What to work on: Provide the data again in its entirety, exactly as given.

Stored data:
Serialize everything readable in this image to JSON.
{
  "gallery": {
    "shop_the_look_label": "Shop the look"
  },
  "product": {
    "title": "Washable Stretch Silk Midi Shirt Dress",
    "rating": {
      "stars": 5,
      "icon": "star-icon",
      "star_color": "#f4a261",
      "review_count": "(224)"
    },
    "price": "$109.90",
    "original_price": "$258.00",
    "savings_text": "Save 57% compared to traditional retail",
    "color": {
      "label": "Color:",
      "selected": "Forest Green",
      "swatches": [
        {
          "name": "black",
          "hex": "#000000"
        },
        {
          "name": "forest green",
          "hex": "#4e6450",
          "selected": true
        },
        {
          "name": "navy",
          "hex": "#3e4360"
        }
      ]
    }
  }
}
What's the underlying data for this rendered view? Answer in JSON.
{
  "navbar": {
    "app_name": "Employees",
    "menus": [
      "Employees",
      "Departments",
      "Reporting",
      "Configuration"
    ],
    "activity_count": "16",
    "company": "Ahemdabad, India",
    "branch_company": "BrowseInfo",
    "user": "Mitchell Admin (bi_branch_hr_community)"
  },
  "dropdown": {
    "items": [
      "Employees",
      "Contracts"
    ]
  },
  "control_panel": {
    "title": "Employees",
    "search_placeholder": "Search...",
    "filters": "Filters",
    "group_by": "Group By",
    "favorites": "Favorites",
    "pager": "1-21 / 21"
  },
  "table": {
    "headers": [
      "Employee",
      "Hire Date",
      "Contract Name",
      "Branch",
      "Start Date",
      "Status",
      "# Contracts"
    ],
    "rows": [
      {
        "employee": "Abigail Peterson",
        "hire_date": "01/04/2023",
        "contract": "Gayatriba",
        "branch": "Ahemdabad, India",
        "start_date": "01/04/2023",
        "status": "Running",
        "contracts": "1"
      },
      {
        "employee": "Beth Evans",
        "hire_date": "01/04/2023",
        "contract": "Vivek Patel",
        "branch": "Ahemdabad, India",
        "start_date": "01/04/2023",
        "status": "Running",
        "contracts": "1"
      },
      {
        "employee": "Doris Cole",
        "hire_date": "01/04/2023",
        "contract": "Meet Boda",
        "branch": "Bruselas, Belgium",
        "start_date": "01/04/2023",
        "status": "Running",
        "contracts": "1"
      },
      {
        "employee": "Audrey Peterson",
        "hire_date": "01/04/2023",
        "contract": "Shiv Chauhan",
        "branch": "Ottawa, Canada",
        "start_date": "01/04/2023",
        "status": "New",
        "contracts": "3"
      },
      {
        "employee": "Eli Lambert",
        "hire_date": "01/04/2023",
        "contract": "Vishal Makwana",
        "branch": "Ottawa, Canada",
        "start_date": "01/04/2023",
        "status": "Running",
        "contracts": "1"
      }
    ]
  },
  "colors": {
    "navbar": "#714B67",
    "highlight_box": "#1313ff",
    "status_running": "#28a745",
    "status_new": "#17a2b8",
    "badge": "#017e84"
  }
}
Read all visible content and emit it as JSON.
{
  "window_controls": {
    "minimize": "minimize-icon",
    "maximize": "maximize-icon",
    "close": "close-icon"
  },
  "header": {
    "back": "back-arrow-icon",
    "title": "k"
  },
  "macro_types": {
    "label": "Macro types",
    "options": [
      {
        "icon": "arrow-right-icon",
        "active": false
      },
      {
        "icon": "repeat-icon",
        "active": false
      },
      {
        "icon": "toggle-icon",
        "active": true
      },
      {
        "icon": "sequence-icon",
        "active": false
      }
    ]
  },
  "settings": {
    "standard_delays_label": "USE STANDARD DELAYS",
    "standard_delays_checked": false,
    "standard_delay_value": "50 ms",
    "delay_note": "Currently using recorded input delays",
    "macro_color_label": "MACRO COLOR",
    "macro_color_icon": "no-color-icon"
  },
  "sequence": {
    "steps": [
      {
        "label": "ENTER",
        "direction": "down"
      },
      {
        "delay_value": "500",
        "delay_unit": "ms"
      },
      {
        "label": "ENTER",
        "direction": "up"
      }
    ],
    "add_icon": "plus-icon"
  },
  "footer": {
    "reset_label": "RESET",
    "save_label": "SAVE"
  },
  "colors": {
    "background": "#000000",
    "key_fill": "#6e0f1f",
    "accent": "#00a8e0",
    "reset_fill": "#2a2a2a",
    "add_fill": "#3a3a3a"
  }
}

Complete answer:
Serialize everything readable in this image to JSON.
{
  "gallery": {
    "shop_the_look_label": "Shop the look"
  },
  "product": {
    "title": "Washable Stretch Silk Midi Shirt Dress",
    "rating": {
      "stars": 5,
      "icon": "star-icon",
      "star_color": "#f4a261",
      "review_count": "(224)"
    },
    "price": "$109.90",
    "original_price": "$258.00",
    "savings_text": "Save 57% compared to traditional retail",
    "color": {
      "label": "Color:",
      "selected": "Forest Green",
      "swatches": [
        {
          "name": "black",
          "hex": "#000000"
        },
        {
          "name": "forest green",
          "hex": "#4e6450",
          "selected": true
        },
        {
          "name": "navy",
          "hex": "#3e4360"
        }
      ]
    }
  }
}
What's the underlying data for this rendered view? Answer in JSON.
{
  "navbar": {
    "app_name": "Employees",
    "menus": [
      "Employees",
      "Departments",
      "Reporting",
      "Configuration"
    ],
    "activity_count": "16",
    "company": "Ahemdabad, India",
    "branch_company": "BrowseInfo",
    "user": "Mitchell Admin (bi_branch_hr_community)"
  },
  "dropdown": {
    "items": [
      "Employees",
      "Contracts"
    ]
  },
  "control_panel": {
    "title": "Employees",
    "search_placeholder": "Search...",
    "filters": "Filters",
    "group_by": "Group By",
    "favorites": "Favorites",
    "pager": "1-21 / 21"
  },
  "table": {
    "headers": [
      "Employee",
      "Hire Date",
      "Contract Name",
      "Branch",
      "Start Date",
      "Status",
      "# Contracts"
    ],
    "rows": [
      {
        "employee": "Abigail Peterson",
        "hire_date": "01/04/2023",
        "contract": "Gayatriba",
        "branch": "Ahemdabad, India",
        "start_date": "01/04/2023",
        "status": "Running",
        "contracts": "1"
      },
      {
        "employee": "Beth Evans",
        "hire_date": "01/04/2023",
        "contract": "Vivek Patel",
        "branch": "Ahemdabad, India",
        "start_date": "01/04/2023",
        "status": "Running",
        "contracts": "1"
      },
      {
        "employee": "Doris Cole",
        "hire_date": "01/04/2023",
        "contract": "Meet Boda",
        "branch": "Bruselas, Belgium",
        "start_date": "01/04/2023",
        "status": "Running",
        "contracts": "1"
      },
      {
        "employee": "Audrey Peterson",
        "hire_date": "01/04/2023",
        "contract": "Shiv Chauhan",
        "branch": "Ottawa, Canada",
        "start_date": "01/04/2023",
        "status": "New",
        "contracts": "3"
      },
      {
        "employee": "Eli Lambert",
        "hire_date": "01/04/2023",
        "contract": "Vishal Makwana",
        "branch": "Ottawa, Canada",
        "start_date": "01/04/2023",
        "status": "Running",
        "contracts": "1"
      }
    ]
  },
  "colors": {
    "navbar": "#714B67",
    "highlight_box": "#1313ff",
    "status_running": "#28a745",
    "status_new": "#17a2b8",
    "badge": "#017e84"
  }
}
Read all visible content and emit it as JSON.
{
  "window_controls": {
    "minimize": "minimize-icon",
    "maximize": "maximize-icon",
    "close": "close-icon"
  },
  "header": {
    "back": "back-arrow-icon",
    "title": "k"
  },
  "macro_types": {
    "label": "Macro types",
    "options": [
      {
        "icon": "arrow-right-icon",
        "active": false
      },
      {
        "icon": "repeat-icon",
        "active": false
      },
      {
        "icon": "toggle-icon",
        "active": true
      },
      {
        "icon": "sequence-icon",
        "active": false
      }
    ]
  },
  "settings": {
    "standard_delays_label": "USE STANDARD DELAYS",
    "standard_delays_checked": false,
    "standard_delay_value": "50 ms",
    "delay_note": "Currently using recorded input delays",
    "macro_color_label": "MACRO COLOR",
    "macro_color_icon": "no-color-icon"
  },
  "sequence": {
    "steps": [
      {
        "label": "ENTER",
        "direction": "down"
      },
      {
        "delay_value": "500",
        "delay_unit": "ms"
      },
      {
        "label": "ENTER",
        "direction": "up"
      }
    ],
    "add_icon": "plus-icon"
  },
  "footer": {
    "reset_label": "RESET",
    "save_label": "SAVE"
  },
  "colors": {
    "background": "#000000",
    "key_fill": "#6e0f1f",
    "accent": "#00a8e0",
    "reset_fill": "#2a2a2a",
    "add_fill": "#3a3a3a"
  }
}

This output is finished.